Avec un plan d’affaires aux cibles déconnectées de la réalité et une direction entièrement remplacée après un an, Garantie de construction résidentielle (GCR) a connu des débuts difficiles.

L’organisme sans but lucratif chargé de protéger les acheteurs de maisons neuves est né sur les cendres des anciens plans de garantie, contrôlés par les associations de constructeurs et minés par les apparences de conflits d’intérêts. À titre de ministre de l’Emploi et de la Solidarité sociale, la péquiste Agnès Maltais l’a fait mettre au monde entre 2012 et 2014.

Elle a alors demandé à Raymond Chabot Grant Thornton (RCGT) de préparer un plan d’affaires pour GCR, en collaboration avec la Régie du bâtiment du Québec (RBQ). Le cabinet l’a remis au nouvel organisme en mai 2014, sous le nouveau règne libéral.

La Presse a obtenu ce document confidentiel. Il prévoyait que l’organisme vaudrait aujourd’hui près de six fois plus que ce qu’indiquent ses derniers états financiers.

À l’époque, les entrepreneurs délaissaient de plus en plus les unifamiliales et les petits immeubles de moins de cinq étages pour se concentrer plutôt sur les tours de condos et les appartements, deux domaines qui ne font pas partie du marché de GCR. Mais personne à la RBQ ou chez RCGT n’a vu venir cette tendance, selon le plan d’affaires.

Données:
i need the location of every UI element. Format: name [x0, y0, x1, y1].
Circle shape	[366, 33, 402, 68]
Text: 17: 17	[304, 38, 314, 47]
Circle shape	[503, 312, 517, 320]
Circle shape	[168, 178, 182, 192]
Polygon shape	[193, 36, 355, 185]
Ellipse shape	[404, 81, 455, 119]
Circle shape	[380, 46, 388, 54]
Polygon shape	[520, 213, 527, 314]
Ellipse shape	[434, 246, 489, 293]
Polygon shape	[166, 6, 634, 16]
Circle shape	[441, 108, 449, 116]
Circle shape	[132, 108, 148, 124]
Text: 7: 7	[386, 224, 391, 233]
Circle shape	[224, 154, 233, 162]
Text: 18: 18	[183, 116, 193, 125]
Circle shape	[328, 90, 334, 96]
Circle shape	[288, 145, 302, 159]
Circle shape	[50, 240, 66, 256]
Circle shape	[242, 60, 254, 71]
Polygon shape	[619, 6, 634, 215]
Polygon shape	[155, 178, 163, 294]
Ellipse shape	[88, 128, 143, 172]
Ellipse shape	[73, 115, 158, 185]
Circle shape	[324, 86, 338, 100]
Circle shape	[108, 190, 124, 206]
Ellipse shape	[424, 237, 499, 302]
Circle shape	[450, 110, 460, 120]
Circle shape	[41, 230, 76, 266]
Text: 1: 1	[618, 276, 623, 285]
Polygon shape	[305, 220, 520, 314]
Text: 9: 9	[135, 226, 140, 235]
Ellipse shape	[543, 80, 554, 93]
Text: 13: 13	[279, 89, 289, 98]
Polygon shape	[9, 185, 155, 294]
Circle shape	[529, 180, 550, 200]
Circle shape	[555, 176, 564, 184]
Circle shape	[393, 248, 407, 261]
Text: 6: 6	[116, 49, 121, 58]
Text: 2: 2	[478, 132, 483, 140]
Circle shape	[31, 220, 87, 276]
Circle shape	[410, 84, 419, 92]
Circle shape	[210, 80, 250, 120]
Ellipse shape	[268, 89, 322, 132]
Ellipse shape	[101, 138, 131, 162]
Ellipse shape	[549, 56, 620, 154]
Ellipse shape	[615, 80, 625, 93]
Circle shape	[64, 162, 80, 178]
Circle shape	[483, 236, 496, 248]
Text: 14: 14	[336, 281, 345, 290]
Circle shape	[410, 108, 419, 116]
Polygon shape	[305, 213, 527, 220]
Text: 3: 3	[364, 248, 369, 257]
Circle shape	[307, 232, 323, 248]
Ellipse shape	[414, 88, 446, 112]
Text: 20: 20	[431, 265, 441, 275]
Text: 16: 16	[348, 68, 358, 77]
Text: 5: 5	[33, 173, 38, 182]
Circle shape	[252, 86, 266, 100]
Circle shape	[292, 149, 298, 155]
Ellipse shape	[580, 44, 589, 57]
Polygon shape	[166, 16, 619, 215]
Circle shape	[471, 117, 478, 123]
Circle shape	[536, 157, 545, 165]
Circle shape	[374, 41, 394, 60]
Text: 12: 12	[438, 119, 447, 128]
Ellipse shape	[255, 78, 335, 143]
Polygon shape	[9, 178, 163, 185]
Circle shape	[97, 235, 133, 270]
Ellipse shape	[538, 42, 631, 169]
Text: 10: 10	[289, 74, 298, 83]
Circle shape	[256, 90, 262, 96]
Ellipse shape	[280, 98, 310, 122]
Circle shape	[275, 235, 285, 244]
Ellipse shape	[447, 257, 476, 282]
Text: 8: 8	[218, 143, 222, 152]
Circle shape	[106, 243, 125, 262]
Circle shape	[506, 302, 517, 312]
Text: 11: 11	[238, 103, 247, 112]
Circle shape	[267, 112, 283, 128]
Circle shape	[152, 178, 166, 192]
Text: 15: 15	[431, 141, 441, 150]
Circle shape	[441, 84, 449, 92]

## [Énoncé du problème]
Recopiez mot pour mot le passage de l'extrait sur Garantie de construction résidentielle qui va de « L’organisme sans but » jusqu'à « nouveau règne libéral. ». Appuyez-vous uniquement sur l'extrait.

## [Solution proposée]
L’organisme sans but lucratif chargé de protéger les acheteurs de maisons neuves est né sur les cendres des anciens plans de garantie, contrôlés par les associations de constructeurs et minés par les apparences de conflits d’intérêts. À titre de ministre de l’Emploi et de la Solidarité sociale, la péquiste Agnès Maltais l’a fait mettre au monde entre 2012 et 2014.

Elle a alors demandé à Raymond Chabot Grant Thornton (RCGT) de préparer un plan d’affaires pour GCR, en collaboration avec la Régie du bâtiment du Québec (RBQ). Le cabinet l’a remis au nouvel organisme en mai 2014, sous le nouveau règne libéral.